Task:
Output the lines from the very first one up to and including the line that contains "svg-text:3: 3 bbox=[163, 93, 170, 108]" as a JSON list of strings, one string per line, leaving out any blank lines.

*** Excerpted records

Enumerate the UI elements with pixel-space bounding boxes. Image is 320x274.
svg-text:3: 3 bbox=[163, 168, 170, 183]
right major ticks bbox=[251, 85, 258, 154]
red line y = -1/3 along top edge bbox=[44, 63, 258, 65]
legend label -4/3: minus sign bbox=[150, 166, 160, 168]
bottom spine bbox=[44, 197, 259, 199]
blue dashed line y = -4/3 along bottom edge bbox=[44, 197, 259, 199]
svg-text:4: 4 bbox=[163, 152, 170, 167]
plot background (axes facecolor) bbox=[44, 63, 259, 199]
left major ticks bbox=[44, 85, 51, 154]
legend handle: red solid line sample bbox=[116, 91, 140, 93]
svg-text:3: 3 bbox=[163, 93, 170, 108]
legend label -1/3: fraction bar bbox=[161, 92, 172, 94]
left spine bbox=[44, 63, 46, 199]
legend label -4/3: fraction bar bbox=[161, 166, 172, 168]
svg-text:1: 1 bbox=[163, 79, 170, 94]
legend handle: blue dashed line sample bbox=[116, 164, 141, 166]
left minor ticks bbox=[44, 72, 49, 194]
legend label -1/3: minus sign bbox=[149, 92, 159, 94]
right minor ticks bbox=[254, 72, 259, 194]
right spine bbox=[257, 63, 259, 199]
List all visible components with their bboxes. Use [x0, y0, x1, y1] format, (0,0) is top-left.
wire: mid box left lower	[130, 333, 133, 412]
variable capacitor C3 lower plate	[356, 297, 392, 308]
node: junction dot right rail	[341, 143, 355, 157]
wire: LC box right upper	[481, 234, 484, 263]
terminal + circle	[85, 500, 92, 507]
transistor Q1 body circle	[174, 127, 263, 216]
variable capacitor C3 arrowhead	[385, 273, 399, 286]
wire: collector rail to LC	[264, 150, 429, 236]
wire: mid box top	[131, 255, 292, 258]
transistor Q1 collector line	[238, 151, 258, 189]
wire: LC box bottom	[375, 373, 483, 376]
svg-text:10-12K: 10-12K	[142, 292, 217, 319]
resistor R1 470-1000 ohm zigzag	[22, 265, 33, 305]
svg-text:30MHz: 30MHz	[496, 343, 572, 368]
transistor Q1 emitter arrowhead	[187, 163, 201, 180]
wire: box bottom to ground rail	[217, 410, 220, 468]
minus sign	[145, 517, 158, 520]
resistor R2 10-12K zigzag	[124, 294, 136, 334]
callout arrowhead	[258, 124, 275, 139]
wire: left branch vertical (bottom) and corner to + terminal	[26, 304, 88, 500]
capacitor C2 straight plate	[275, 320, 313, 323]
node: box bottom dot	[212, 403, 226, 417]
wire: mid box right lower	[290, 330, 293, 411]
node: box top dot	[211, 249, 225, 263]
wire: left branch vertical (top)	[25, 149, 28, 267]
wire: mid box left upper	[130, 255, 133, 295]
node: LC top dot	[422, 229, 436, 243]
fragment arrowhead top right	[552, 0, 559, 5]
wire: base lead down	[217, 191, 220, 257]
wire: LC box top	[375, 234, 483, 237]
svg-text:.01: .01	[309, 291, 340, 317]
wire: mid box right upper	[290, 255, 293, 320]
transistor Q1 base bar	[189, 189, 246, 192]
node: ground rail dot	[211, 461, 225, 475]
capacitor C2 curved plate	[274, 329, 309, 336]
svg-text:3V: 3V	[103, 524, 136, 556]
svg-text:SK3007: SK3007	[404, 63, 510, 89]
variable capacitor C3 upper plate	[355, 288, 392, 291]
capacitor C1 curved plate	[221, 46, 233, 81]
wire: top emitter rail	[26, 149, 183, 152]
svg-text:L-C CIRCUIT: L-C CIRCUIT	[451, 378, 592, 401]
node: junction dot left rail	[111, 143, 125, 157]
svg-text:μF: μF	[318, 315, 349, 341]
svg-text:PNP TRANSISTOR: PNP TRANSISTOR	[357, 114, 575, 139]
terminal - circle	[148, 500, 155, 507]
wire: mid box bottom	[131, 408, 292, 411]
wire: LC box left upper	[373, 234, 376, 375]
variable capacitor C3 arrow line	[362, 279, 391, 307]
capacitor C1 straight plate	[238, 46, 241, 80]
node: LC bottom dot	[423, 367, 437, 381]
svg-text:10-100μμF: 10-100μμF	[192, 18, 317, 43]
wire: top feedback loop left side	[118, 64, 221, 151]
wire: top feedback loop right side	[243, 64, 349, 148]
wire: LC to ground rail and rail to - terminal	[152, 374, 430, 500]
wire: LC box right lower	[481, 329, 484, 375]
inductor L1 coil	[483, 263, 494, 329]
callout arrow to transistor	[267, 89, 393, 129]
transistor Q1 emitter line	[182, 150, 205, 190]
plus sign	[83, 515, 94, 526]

******

Exercise output:
[
  "Enumerate the UI elements with pixel-space bounding boxes. Image is 320x274.",
  "svg-text:3: 3 bbox=[163, 168, 170, 183]",
  "right major ticks bbox=[251, 85, 258, 154]",
  "red line y = -1/3 along top edge bbox=[44, 63, 258, 65]",
  "legend label -4/3: minus sign bbox=[150, 166, 160, 168]",
  "bottom spine bbox=[44, 197, 259, 199]",
  "blue dashed line y = -4/3 along bottom edge bbox=[44, 197, 259, 199]",
  "svg-text:4: 4 bbox=[163, 152, 170, 167]",
  "plot background (axes facecolor) bbox=[44, 63, 259, 199]",
  "left major ticks bbox=[44, 85, 51, 154]",
  "legend handle: red solid line sample bbox=[116, 91, 140, 93]",
  "svg-text:3: 3 bbox=[163, 93, 170, 108]"
]